--- begin MATERIAL FOR THIS EXERCISE ---

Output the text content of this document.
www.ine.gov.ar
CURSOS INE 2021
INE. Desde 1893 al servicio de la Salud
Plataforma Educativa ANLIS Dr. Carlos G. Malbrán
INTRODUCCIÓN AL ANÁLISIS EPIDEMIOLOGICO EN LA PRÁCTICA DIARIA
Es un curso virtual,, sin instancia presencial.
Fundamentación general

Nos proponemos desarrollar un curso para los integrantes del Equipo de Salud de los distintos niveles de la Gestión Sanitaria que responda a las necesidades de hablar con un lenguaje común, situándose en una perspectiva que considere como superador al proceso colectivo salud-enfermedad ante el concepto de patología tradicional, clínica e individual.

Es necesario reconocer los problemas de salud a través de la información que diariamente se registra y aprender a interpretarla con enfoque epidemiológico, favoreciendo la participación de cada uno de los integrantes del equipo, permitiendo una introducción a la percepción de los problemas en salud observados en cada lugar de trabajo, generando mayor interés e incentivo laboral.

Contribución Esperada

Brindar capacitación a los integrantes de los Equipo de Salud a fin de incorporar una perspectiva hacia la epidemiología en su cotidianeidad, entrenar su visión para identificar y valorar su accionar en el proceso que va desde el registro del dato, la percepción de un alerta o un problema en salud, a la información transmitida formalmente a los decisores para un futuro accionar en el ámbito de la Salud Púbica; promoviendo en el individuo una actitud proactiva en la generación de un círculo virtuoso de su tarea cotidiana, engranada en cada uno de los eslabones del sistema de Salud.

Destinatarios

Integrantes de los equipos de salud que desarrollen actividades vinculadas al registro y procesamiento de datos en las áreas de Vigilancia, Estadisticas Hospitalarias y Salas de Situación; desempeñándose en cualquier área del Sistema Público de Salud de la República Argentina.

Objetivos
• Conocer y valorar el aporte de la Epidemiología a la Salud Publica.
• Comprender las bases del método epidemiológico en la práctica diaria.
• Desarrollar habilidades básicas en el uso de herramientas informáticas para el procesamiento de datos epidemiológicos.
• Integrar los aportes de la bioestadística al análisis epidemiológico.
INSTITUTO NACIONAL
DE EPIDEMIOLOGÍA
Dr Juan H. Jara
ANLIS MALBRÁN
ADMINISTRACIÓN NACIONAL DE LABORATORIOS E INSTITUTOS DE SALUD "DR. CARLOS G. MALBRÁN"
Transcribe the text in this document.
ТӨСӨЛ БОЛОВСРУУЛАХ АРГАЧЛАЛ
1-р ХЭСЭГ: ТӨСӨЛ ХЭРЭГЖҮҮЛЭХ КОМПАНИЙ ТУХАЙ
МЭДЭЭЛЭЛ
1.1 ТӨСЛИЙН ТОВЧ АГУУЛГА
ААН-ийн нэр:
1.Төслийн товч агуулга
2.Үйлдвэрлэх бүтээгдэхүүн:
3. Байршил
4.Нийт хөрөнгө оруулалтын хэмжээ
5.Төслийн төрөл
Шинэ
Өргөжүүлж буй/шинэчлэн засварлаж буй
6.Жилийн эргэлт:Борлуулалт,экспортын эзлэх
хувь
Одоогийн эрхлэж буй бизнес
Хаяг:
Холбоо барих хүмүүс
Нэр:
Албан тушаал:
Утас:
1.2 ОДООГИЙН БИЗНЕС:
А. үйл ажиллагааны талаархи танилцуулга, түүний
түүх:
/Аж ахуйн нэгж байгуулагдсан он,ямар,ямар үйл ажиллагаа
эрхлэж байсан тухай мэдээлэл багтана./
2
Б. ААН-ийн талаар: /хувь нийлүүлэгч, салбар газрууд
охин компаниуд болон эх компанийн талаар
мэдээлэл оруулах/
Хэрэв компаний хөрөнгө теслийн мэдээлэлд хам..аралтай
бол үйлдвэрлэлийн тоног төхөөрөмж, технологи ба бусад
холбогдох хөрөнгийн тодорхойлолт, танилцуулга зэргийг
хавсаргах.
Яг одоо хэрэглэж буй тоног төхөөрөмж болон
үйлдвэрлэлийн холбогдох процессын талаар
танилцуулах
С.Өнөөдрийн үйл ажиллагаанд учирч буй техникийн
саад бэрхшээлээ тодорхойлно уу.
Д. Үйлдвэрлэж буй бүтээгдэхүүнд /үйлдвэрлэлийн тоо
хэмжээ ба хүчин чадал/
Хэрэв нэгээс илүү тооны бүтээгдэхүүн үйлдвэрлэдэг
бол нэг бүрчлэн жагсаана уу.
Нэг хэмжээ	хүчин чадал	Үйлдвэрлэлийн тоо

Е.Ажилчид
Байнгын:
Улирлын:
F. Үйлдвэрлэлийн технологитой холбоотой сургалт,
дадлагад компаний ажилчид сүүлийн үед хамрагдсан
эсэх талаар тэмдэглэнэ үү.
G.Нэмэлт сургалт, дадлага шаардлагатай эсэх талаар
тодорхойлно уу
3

--- end MATERIAL FOR THIS EXERCISE ---

WHAT YOU ARE ASKED TO DO:
Give back the whole listing exactly as it reads.

SOLUTION:
Output the text content of this document.
www.ine.gov.ar
CURSOS INE 2021
INE. Desde 1893 al servicio de la Salud
Plataforma Educativa ANLIS Dr. Carlos G. Malbrán
INTRODUCCIÓN AL ANÁLISIS EPIDEMIOLOGICO EN LA PRÁCTICA DIARIA
Es un curso virtual,, sin instancia presencial.
Fundamentación general

Nos proponemos desarrollar un curso para los integrantes del Equipo de Salud de los distintos niveles de la Gestión Sanitaria que responda a las necesidades de hablar con un lenguaje común, situándose en una perspectiva que considere como superador al proceso colectivo salud-enfermedad ante el concepto de patología tradicional, clínica e individual.

Es necesario reconocer los problemas de salud a través de la información que diariamente se registra y aprender a interpretarla con enfoque epidemiológico, favoreciendo la participación de cada uno de los integrantes del equipo, permitiendo una introducción a la percepción de los problemas en salud observados en cada lugar de trabajo, generando mayor interés e incentivo laboral.

Contribución Esperada

Brindar capacitación a los integrantes de los Equipo de Salud a fin de incorporar una perspectiva hacia la epidemiología en su cotidianeidad, entrenar su visión para identificar y valorar su accionar en el proceso que va desde el registro del dato, la percepción de un alerta o un problema en salud, a la información transmitida formalmente a los decisores para un futuro accionar en el ámbito de la Salud Púbica; promoviendo en el individuo una actitud proactiva en la generación de un círculo virtuoso de su tarea cotidiana, engranada en cada uno de los eslabones del sistema de Salud.

Destinatarios

Integrantes de los equipos de salud que desarrollen actividades vinculadas al registro y procesamiento de datos en las áreas de Vigilancia, Estadisticas Hospitalarias y Salas de Situación; desempeñándose en cualquier área del Sistema Público de Salud de la República Argentina.

Objetivos
• Conocer y valorar el aporte de la Epidemiología a la Salud Publica.
• Comprender las bases del método epidemiológico en la práctica diaria.
• Desarrollar habilidades básicas en el uso de herramientas informáticas para el procesamiento de datos epidemiológicos.
• Integrar los aportes de la bioestadística al análisis epidemiológico.
INSTITUTO NACIONAL
DE EPIDEMIOLOGÍA
Dr Juan H. Jara
ANLIS MALBRÁN
ADMINISTRACIÓN NACIONAL DE LABORATORIOS E INSTITUTOS DE SALUD "DR. CARLOS G. MALBRÁN"
Transcribe the text in this document.
ТӨСӨЛ БОЛОВСРУУЛАХ АРГАЧЛАЛ
1-р ХЭСЭГ: ТӨСӨЛ ХЭРЭГЖҮҮЛЭХ КОМПАНИЙ ТУХАЙ
МЭДЭЭЛЭЛ
1.1 ТӨСЛИЙН ТОВЧ АГУУЛГА
ААН-ийн нэр:
1.Төслийн товч агуулга
2.Үйлдвэрлэх бүтээгдэхүүн:
3. Байршил
4.Нийт хөрөнгө оруулалтын хэмжээ
5.Төслийн төрөл
Шинэ
Өргөжүүлж буй/шинэчлэн засварлаж буй
6.Жилийн эргэлт:Борлуулалт,экспортын эзлэх
хувь
Одоогийн эрхлэж буй бизнес
Хаяг:
Холбоо барих хүмүүс
Нэр:
Албан тушаал:
Утас:
1.2 ОДООГИЙН БИЗНЕС:
А. үйл ажиллагааны талаархи танилцуулга, түүний
түүх:
/Аж ахуйн нэгж байгуулагдсан он,ямар,ямар үйл ажиллагаа
эрхлэж байсан тухай мэдээлэл багтана./
2
Б. ААН-ийн талаар: /хувь нийлүүлэгч, салбар газрууд
охин компаниуд болон эх компанийн талаар
мэдээлэл оруулах/
Хэрэв компаний хөрөнгө теслийн мэдээлэлд хам..аралтай
бол үйлдвэрлэлийн тоног төхөөрөмж, технологи ба бусад
холбогдох хөрөнгийн тодорхойлолт, танилцуулга зэргийг
хавсаргах.
Яг одоо хэрэглэж буй тоног төхөөрөмж болон
үйлдвэрлэлийн холбогдох процессын талаар
танилцуулах
С.Өнөөдрийн үйл ажиллагаанд учирч буй техникийн
саад бэрхшээлээ тодорхойлно уу.
Д. Үйлдвэрлэж буй бүтээгдэхүүнд /үйлдвэрлэлийн тоо
хэмжээ ба хүчин чадал/
Хэрэв нэгээс илүү тооны бүтээгдэхүүн үйлдвэрлэдэг
бол нэг бүрчлэн жагсаана уу.
Нэг хэмжээ	хүчин чадал	Үйлдвэрлэлийн тоо

Е.Ажилчид
Байнгын:
Улирлын:
F. Үйлдвэрлэлийн технологитой холбоотой сургалт,
дадлагад компаний ажилчид сүүлийн үед хамрагдсан
эсэх талаар тэмдэглэнэ үү.
G.Нэмэлт сургалт, дадлага шаардлагатай эсэх талаар
тодорхойлно уу
3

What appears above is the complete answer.